*Opdracht 1:* Druk het stuk uit de tekst over het Israëlisch-Palestijnse vredesplan letterlijk af, van "Antwoord schriftelijke vragen" tot en met "24 juni 2019).".

*Geselecteerde passage:*
▼

Antwoord schriftelijke vragen : Antwoord op vragen van de leden Amhaouch en Van Helvert over het economische deel van het Israëlisch-Palestijnse vredesplan
Vragen van de leden Amhaouch en Van Helvert (beiden CDA) aan de Minister voor Buitenlandse Handel en Ontwikkelingssamenwerking over een door de VS georganiseerde conferentie in Bahrein over het economische deel van het Israëlisch-Palestijnse vredesplan (ingezonden 24 juni 2019).
Antwoord van Minister Blok (Buitenlandse Zaken) en van Minister Kaag (Buitenlandse
Handel en Ontwikkelingssamenwerking) (ontvangen 22 juli 2019).
Vraag 1
Bent u bekend met het artikel «VS presenteren eind juni in Bahrein economisch deel
van langverwacht Israëlisch-Palestijns vredesplan»?1
Antwoord 1
Ja.
Vraag 2
Kunt u aangeven wat er tijdens deze conferentie wordt besproken en wie de deelnemers
zijn?
Antwoord 2
Tijdens de bijeenkomst, die op 25-26 juni plaatsvond in Bahrein, werd gesproken over
economische ontwikkeling in Gaza en de Westelijke Jordaanoever, als ook in omringende
landen. De basis hiervoor is het overzicht van projecten (Peace to Prosperity) dat de VS op de vooravond van de bijeenkomst presenteerde. Dit overzicht bestaat
voor een aanzienlijk deel uit reeds gestarte of eerder geïdentificeerde projecten
die tot economische groei moeten leiden, samen met een hervorming van het onderwijs
en de gezondheidszorg. Volgens de VS zou dit als een pakket uitgevoerd moeten worden
nadat er een politieke oplossing is bereikt. Het pakket voorziet in een bijdrage van
USD 27 mld. voor de Palestijnse Gebieden, en USD 23 mld. voor Libanon, Jordanië en
Egypte. Deze bedragen zouden deels schenkingen moeten zijn, deels leningen.

▲

*Opdracht 2:* Verzamel uit de records hieronder elke regel waarin de tekenreeks "user" voorkomt, en neem die regels ongewijzigd over. Hoofdletters en kleine letters tellen daarbij als verschillend.

*Aangeleverde gegevens:*
▼

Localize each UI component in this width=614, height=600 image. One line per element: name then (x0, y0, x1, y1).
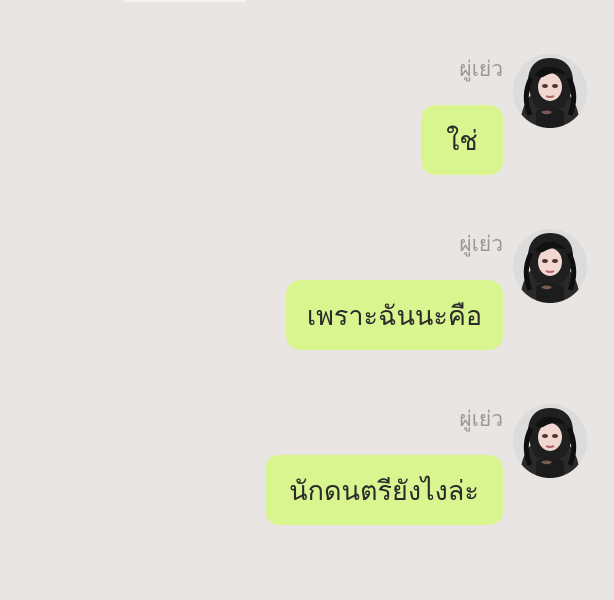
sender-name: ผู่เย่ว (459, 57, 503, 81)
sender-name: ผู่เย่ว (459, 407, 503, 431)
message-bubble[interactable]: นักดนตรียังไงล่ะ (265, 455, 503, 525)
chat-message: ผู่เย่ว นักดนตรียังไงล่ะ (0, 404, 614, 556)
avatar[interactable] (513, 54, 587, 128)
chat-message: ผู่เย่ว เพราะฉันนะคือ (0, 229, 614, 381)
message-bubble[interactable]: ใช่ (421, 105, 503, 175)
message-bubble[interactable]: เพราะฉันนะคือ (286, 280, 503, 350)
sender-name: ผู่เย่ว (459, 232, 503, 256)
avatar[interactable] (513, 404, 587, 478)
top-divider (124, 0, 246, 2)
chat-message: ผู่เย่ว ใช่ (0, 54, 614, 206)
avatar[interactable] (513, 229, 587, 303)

▲
▼

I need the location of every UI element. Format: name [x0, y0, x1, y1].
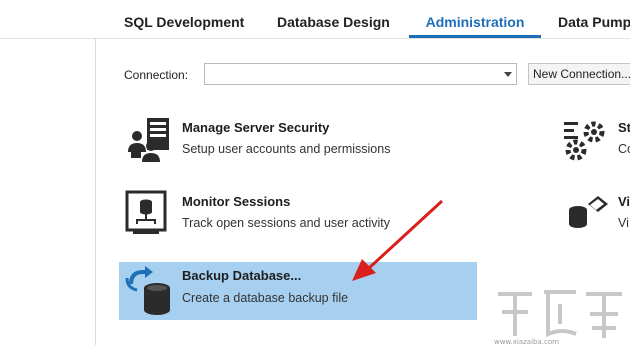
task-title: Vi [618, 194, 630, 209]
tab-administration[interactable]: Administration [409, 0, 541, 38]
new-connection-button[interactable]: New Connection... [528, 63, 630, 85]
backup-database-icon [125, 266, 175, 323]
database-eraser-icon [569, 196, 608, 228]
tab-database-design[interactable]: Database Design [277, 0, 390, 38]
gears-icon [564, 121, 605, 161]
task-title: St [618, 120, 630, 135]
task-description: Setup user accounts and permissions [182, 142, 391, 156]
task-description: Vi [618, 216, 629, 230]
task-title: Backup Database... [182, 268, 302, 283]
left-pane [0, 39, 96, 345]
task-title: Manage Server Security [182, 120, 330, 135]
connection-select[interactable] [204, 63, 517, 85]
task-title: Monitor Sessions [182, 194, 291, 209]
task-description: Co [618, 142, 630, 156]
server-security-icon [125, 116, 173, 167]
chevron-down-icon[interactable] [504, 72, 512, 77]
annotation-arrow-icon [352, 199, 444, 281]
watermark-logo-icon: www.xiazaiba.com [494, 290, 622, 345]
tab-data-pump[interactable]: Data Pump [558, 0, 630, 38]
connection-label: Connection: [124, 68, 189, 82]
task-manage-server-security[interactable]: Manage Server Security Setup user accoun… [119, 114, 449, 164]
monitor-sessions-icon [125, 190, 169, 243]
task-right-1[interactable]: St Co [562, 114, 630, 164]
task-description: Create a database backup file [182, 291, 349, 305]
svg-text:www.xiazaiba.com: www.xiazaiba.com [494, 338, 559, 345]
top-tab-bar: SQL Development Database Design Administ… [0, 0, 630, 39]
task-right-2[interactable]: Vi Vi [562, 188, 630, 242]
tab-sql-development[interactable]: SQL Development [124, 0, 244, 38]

▲

*Volledige uitvoer 1:*
Antwoord schriftelijke vragen : Antwoord op vragen van de leden Amhaouch en Van Helvert over het economische deel van het Israëlisch-Palestijnse vredesplan
Vragen van de leden Amhaouch en Van Helvert (beiden CDA) aan de Minister voor Buitenlandse Handel en Ontwikkelingssamenwerking over een door de VS georganiseerde conferentie in Bahrein over het economische deel van het Israëlisch-Palestijnse vredesplan (ingezonden 24 juni 2019).

*Volledige uitvoer 2:*
task-description: Setup user accounts and permissions [182, 142, 391, 156]
task-manage-server-security[interactable]: Manage Server Security Setup user accoun… [119, 114, 449, 164]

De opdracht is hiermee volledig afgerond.